_Exercise brief:_
Find every line with "this" in it, then report how many there are and nothing more.

■ ■ ■ ■

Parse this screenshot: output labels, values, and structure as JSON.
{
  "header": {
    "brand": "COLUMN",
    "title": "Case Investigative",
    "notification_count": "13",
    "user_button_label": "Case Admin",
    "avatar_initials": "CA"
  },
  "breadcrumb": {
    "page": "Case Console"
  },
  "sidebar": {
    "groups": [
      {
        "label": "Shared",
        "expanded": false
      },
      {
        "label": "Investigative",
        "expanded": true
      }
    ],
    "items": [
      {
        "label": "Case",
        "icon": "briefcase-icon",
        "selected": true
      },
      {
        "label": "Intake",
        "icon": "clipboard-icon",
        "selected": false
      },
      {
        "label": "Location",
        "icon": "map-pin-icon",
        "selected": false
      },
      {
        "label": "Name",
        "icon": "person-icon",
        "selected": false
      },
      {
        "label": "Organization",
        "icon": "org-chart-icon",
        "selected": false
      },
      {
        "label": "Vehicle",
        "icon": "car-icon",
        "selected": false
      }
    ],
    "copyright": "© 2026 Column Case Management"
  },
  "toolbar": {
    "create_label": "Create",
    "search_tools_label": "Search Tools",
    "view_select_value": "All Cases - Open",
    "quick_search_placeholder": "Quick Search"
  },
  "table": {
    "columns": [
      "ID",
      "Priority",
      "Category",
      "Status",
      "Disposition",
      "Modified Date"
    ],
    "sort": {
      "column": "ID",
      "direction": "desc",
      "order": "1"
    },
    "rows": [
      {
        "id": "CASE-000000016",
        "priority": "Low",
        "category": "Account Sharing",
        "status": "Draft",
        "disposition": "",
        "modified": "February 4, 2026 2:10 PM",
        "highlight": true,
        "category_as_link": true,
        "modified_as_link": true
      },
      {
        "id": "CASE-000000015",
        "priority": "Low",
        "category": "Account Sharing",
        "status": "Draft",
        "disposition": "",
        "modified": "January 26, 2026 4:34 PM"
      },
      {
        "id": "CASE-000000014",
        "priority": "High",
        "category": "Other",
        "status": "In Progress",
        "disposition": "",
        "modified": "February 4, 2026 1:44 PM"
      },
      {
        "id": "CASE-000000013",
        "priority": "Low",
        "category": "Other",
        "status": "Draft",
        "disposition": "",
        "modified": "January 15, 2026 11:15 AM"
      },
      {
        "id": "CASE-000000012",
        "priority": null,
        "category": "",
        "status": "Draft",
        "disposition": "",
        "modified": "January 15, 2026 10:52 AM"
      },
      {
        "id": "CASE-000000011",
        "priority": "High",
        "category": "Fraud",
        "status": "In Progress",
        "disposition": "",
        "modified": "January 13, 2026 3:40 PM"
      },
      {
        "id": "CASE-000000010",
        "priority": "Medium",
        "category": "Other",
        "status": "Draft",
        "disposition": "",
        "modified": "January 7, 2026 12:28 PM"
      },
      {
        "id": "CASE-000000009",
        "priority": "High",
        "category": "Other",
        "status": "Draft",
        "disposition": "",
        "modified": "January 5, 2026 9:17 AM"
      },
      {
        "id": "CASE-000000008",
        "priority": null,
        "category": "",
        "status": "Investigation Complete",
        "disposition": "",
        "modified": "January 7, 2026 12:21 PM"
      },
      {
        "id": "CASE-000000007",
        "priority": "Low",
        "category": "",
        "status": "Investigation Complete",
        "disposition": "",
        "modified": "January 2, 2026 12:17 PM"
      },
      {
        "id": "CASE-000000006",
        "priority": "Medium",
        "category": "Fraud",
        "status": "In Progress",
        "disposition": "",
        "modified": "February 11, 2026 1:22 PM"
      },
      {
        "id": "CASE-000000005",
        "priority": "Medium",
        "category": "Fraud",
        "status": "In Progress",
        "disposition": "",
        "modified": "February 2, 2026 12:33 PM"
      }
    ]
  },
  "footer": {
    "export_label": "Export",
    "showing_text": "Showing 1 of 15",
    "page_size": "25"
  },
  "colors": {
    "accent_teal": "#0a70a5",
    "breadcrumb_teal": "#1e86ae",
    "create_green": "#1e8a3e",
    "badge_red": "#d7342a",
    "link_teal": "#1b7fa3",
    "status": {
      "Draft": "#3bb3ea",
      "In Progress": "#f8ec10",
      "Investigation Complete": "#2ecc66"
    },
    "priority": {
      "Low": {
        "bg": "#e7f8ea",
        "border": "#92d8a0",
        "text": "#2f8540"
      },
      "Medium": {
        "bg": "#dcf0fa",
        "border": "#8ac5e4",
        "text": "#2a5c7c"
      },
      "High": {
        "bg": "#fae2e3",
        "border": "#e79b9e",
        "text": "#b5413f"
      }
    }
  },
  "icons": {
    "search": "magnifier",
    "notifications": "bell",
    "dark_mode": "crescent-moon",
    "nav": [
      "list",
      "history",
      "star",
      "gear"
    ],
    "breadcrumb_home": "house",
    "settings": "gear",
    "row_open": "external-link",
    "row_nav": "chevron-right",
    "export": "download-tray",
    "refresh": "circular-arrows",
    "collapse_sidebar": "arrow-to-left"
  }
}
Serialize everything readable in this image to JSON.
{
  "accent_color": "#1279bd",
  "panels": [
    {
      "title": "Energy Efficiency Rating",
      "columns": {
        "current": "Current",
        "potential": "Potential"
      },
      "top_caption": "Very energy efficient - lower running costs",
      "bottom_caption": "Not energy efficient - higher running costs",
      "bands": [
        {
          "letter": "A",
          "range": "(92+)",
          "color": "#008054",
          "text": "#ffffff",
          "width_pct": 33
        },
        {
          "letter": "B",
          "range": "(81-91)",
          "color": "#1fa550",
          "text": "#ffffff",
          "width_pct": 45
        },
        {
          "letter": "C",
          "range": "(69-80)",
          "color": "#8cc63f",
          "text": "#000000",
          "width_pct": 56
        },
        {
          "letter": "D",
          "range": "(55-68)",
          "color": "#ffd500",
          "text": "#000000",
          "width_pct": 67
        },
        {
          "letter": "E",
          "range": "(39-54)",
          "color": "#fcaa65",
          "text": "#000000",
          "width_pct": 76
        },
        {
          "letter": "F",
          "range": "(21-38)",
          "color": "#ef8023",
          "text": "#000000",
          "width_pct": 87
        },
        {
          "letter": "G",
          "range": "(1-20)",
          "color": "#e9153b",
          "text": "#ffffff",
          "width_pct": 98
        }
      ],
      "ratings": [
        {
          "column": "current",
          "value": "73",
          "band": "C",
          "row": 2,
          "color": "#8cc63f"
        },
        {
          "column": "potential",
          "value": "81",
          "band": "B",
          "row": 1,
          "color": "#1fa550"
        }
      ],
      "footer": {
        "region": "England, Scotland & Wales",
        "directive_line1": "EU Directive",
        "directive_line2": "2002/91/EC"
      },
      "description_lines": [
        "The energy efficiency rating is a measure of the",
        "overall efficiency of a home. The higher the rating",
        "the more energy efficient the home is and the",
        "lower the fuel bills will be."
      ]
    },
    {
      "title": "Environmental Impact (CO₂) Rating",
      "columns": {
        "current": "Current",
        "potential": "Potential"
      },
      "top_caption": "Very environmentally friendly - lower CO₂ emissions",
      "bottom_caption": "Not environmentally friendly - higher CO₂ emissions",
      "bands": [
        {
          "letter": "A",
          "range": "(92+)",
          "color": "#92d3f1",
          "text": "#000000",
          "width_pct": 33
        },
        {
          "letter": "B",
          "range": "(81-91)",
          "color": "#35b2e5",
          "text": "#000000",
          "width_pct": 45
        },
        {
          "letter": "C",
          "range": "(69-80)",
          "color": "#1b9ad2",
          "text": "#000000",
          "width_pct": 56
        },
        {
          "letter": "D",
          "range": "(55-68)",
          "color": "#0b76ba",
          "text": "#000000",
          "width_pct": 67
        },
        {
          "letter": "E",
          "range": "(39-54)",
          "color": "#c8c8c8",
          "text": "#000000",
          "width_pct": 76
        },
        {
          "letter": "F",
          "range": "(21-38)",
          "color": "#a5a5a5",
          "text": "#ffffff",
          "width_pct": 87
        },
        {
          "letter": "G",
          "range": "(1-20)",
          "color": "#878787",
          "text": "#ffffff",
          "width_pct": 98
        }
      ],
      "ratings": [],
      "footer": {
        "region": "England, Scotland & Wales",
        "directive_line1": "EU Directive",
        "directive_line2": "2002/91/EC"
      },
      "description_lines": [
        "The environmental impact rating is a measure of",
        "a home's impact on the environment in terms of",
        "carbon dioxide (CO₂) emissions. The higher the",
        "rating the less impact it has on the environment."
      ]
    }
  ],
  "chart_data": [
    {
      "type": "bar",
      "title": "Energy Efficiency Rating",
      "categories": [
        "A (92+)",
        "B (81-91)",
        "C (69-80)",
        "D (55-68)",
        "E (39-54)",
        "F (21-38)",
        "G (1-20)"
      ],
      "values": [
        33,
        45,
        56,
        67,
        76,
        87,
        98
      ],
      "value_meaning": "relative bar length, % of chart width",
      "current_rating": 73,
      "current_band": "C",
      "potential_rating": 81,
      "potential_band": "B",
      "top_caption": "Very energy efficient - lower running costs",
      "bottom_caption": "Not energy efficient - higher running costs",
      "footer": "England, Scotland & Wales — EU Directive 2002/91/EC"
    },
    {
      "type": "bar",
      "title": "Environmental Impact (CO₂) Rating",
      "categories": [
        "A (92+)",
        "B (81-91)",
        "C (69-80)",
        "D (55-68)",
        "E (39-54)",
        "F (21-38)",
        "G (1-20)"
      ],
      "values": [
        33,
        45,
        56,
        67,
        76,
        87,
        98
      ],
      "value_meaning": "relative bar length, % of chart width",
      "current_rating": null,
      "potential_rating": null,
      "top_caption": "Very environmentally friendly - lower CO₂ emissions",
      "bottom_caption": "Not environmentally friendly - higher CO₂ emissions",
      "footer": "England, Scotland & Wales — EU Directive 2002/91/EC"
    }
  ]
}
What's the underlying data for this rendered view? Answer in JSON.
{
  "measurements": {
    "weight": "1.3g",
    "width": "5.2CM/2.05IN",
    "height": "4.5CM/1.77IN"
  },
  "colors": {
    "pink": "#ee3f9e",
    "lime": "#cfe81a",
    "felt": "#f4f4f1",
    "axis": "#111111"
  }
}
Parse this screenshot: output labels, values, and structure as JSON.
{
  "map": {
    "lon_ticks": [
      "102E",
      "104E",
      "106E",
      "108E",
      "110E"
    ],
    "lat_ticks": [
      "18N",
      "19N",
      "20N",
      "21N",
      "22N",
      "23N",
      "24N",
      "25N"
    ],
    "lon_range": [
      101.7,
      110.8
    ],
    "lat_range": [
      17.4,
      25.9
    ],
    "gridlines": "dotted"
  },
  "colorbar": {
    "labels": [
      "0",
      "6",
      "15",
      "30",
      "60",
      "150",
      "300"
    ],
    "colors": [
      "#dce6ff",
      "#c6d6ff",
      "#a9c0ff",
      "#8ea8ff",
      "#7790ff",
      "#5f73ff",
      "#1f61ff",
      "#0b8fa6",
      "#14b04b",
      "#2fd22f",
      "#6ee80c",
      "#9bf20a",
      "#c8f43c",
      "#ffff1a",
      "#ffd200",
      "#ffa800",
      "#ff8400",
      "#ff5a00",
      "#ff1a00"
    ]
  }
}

■ ■ ■ ■

_Answer:_
4